◆ **WHAT TO PRODUCE**: Quote the records that follow in full and exactly; leave out the pictures.

Stored entries
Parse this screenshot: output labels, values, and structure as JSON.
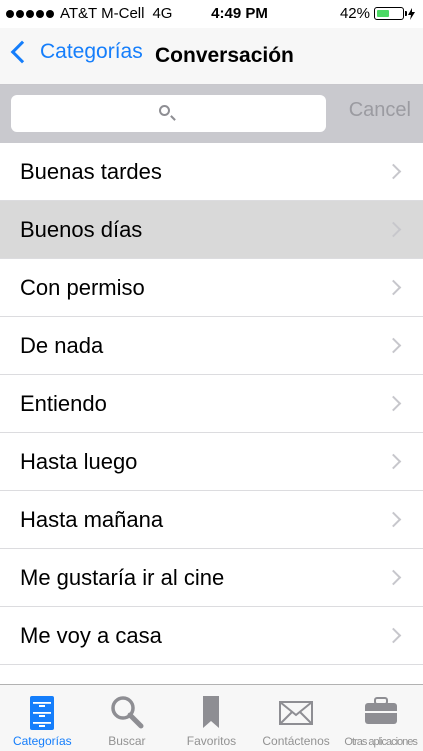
{
  "status": {
    "carrier": "AT&T M-Cell",
    "network": "4G",
    "time": "4:49 PM",
    "battery": "42%",
    "battery_level": 0.42
  },
  "nav": {
    "back_label": "Categorías",
    "title": "Conversación"
  },
  "search": {
    "value": "",
    "cancel_label": "Cancel"
  },
  "list": [
    {
      "label": "Buenas tardes"
    },
    {
      "label": "Buenos días"
    },
    {
      "label": "Con permiso"
    },
    {
      "label": "De nada"
    },
    {
      "label": "Entiendo"
    },
    {
      "label": "Hasta luego"
    },
    {
      "label": "Hasta mañana"
    },
    {
      "label": "Me gustaría ir al cine"
    },
    {
      "label": "Me voy a casa"
    }
  ],
  "selected_item": "Buenos días",
  "tabs": [
    {
      "label": "Categorías",
      "icon": "categories-icon",
      "active": true
    },
    {
      "label": "Buscar",
      "icon": "search-icon"
    },
    {
      "label": "Favoritos",
      "icon": "bookmark-icon"
    },
    {
      "label": "Contáctenos",
      "icon": "envelope-icon"
    },
    {
      "label": "Otras aplicaciones",
      "icon": "briefcase-icon"
    }
  ],
  "colors": {
    "accent": "#157efb",
    "inactive": "#929292",
    "battery_fill": "#4cd964"
  }
}
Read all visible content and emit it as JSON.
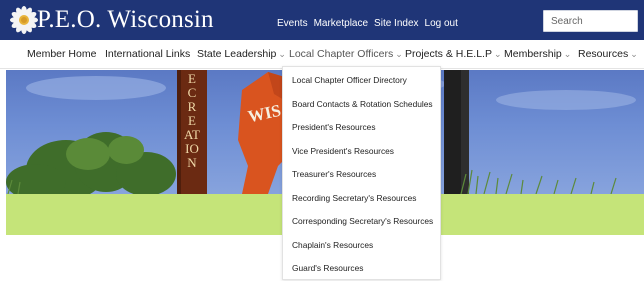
{
  "header": {
    "logo_text": "P.E.O. Wisconsin",
    "util_links": [
      "Events",
      "Marketplace",
      "Site Index",
      "Log out"
    ],
    "search_placeholder": "Search",
    "colors": {
      "topbar": "#1f3577",
      "hero_sky": "#6e8ed4",
      "green_band": "#c5e479"
    }
  },
  "nav": {
    "items": [
      {
        "label": "Member Home",
        "has_menu": false
      },
      {
        "label": "International Links",
        "has_menu": false
      },
      {
        "label": "State Leadership",
        "has_menu": true
      },
      {
        "label": "Local Chapter Officers",
        "has_menu": true
      },
      {
        "label": "Projects & H.E.L.P",
        "has_menu": true
      },
      {
        "label": "Membership",
        "has_menu": true
      },
      {
        "label": "Resources",
        "has_menu": true
      }
    ],
    "caret": "⌄",
    "active_index": 3
  },
  "hero": {
    "sign_text_vertical": "ECREATION",
    "sign_text_red": "WIS"
  },
  "dropdown": {
    "items": [
      "Local Chapter Officer Directory",
      "Board Contacts & Rotation Schedules",
      "President's Resources",
      "Vice President's Resources",
      "Treasurer's Resources",
      "Recording Secretary's Resources",
      "Corresponding Secretary's Resources",
      "Chaplain's Resources",
      "Guard's Resources"
    ]
  }
}
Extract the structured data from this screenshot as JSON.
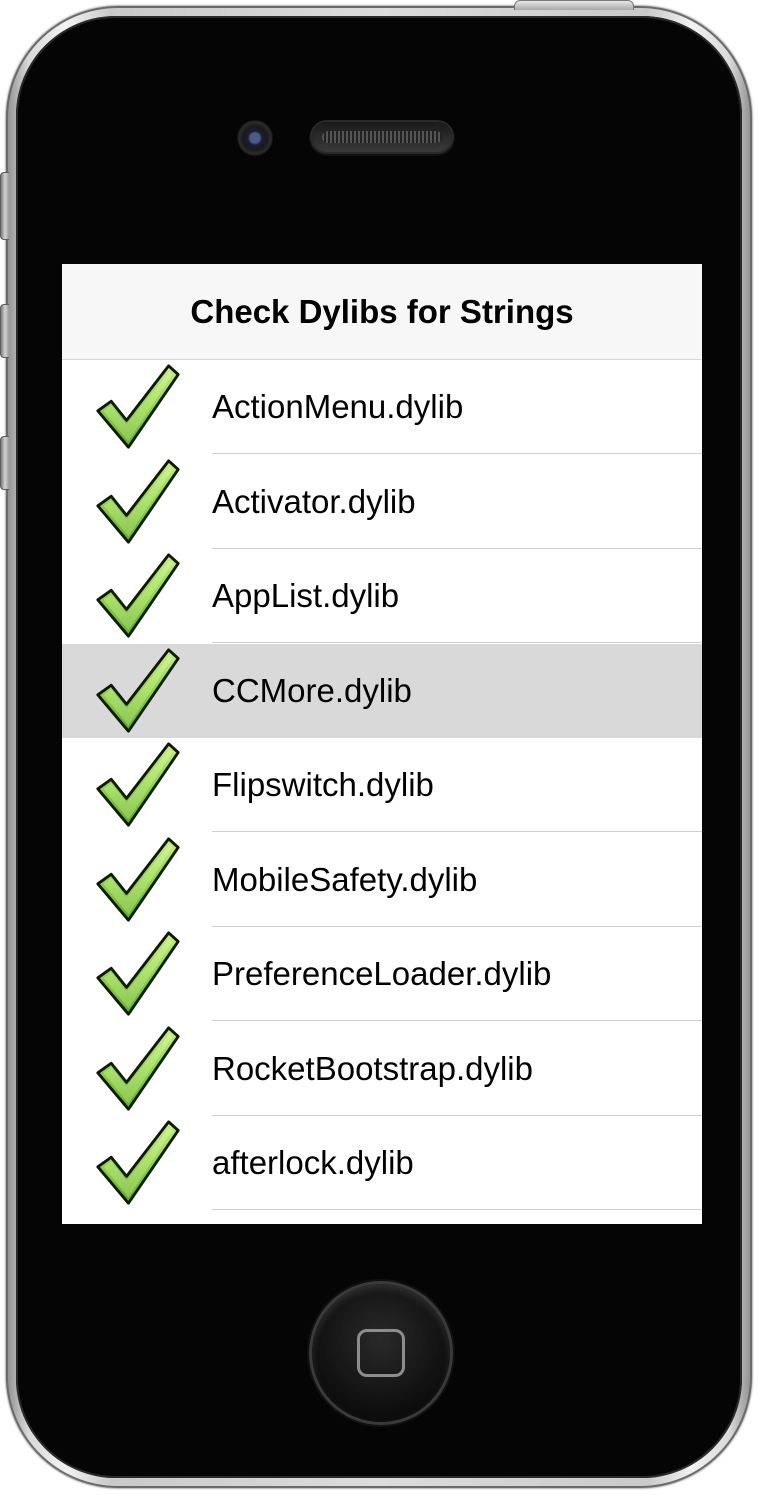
{
  "navigation": {
    "title": "Check Dylibs for Strings"
  },
  "dylibs": [
    {
      "label": "ActionMenu.dylib",
      "checked": true,
      "selected": false
    },
    {
      "label": "Activator.dylib",
      "checked": true,
      "selected": false
    },
    {
      "label": "AppList.dylib",
      "checked": true,
      "selected": false
    },
    {
      "label": "CCMore.dylib",
      "checked": true,
      "selected": true
    },
    {
      "label": "Flipswitch.dylib",
      "checked": true,
      "selected": false
    },
    {
      "label": "MobileSafety.dylib",
      "checked": true,
      "selected": false
    },
    {
      "label": "PreferenceLoader.dylib",
      "checked": true,
      "selected": false
    },
    {
      "label": "RocketBootstrap.dylib",
      "checked": true,
      "selected": false
    },
    {
      "label": "afterlock.dylib",
      "checked": true,
      "selected": false
    }
  ],
  "icons": {
    "checkmark": "green-checkmark-icon"
  },
  "colors": {
    "check_fill": "#7ed321",
    "selected_row": "#d9d9d9",
    "nav_bg": "#f7f7f7"
  }
}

◆ **SOLUTION**:
Parse this screenshot: output labels, values, and structure as JSON.
{
  "status": {
    "carrier": "AT&T M-Cell",
    "network": "4G",
    "time": "4:49 PM",
    "battery": "42%",
    "battery_level": 0.42
  },
  "nav": {
    "back_label": "Categorías",
    "title": "Conversación"
  },
  "search": {
    "value": "",
    "cancel_label": "Cancel"
  },
  "list": [
    {
      "label": "Buenas tardes"
    },
    {
      "label": "Buenos días"
    },
    {
      "label": "Con permiso"
    },
    {
      "label": "De nada"
    },
    {
      "label": "Entiendo"
    },
    {
      "label": "Hasta luego"
    },
    {
      "label": "Hasta mañana"
    },
    {
      "label": "Me gustaría ir al cine"
    },
    {
      "label": "Me voy a casa"
    }
  ],
  "selected_item": "Buenos días",
  "tabs": [
    {
      "label": "Categorías",
      "icon": "categories-icon",
      "active": true
    },
    {
      "label": "Buscar",
      "icon": "search-icon"
    },
    {
      "label": "Favoritos",
      "icon": "bookmark-icon"
    },
    {
      "label": "Contáctenos",
      "icon": "envelope-icon"
    },
    {
      "label": "Otras aplicaciones",
      "icon": "briefcase-icon"
    }
  ],
  "colors": {
    "accent": "#157efb",
    "inactive": "#929292",
    "battery_fill": "#4cd964"
  }
}
Read all visible content and emit it as JSON.
{
  "header": {
    "logo_text": "P.E.O. Wisconsin",
    "util_links": [
      "Events",
      "Marketplace",
      "Site Index",
      "Log out"
    ],
    "search_placeholder": "Search",
    "colors": {
      "topbar": "#1f3577",
      "hero_sky": "#6e8ed4",
      "green_band": "#c5e479"
    }
  },
  "nav": {
    "items": [
      {
        "label": "Member Home",
        "has_menu": false
      },
      {
        "label": "International Links",
        "has_menu": false
      },
      {
        "label": "State Leadership",
        "has_menu": true
      },
      {
        "label": "Local Chapter Officers",
        "has_menu": true
      },
      {
        "label": "Projects & H.E.L.P",
        "has_menu": true
      },
      {
        "label": "Membership",
        "has_menu": true
      },
      {
        "label": "Resources",
        "has_menu": true
      }
    ],
    "caret": "⌄",
    "active_index": 3
  },
  "hero": {
    "sign_text_vertical": "ECREATION",
    "sign_text_red": "WIS"
  },
  "dropdown": {
    "items": [
      "Local Chapter Officer Directory",
      "Board Contacts & Rotation Schedules",
      "President's Resources",
      "Vice President's Resources",
      "Treasurer's Resources",
      "Recording Secretary's Resources",
      "Corresponding Secretary's Resources",
      "Chaplain's Resources",
      "Guard's Resources"
    ]
  }
}
Extract the structured data from this screenshot as JSON.
{
  "navigation": {
    "title": "Check Dylibs for Strings"
  },
  "dylibs": [
    {
      "label": "ActionMenu.dylib",
      "checked": true,
      "selected": false
    },
    {
      "label": "Activator.dylib",
      "checked": true,
      "selected": false
    },
    {
      "label": "AppList.dylib",
      "checked": true,
      "selected": false
    },
    {
      "label": "CCMore.dylib",
      "checked": true,
      "selected": true
    },
    {
      "label": "Flipswitch.dylib",
      "checked": true,
      "selected": false
    },
    {
      "label": "MobileSafety.dylib",
      "checked": true,
      "selected": false
    },
    {
      "label": "PreferenceLoader.dylib",
      "checked": true,
      "selected": false
    },
    {
      "label": "RocketBootstrap.dylib",
      "checked": true,
      "selected": false
    },
    {
      "label": "afterlock.dylib",
      "checked": true,
      "selected": false
    }
  ],
  "icons": {
    "checkmark": "green-checkmark-icon"
  },
  "colors": {
    "check_fill": "#7ed321",
    "selected_row": "#d9d9d9",
    "nav_bg": "#f7f7f7"
  }
}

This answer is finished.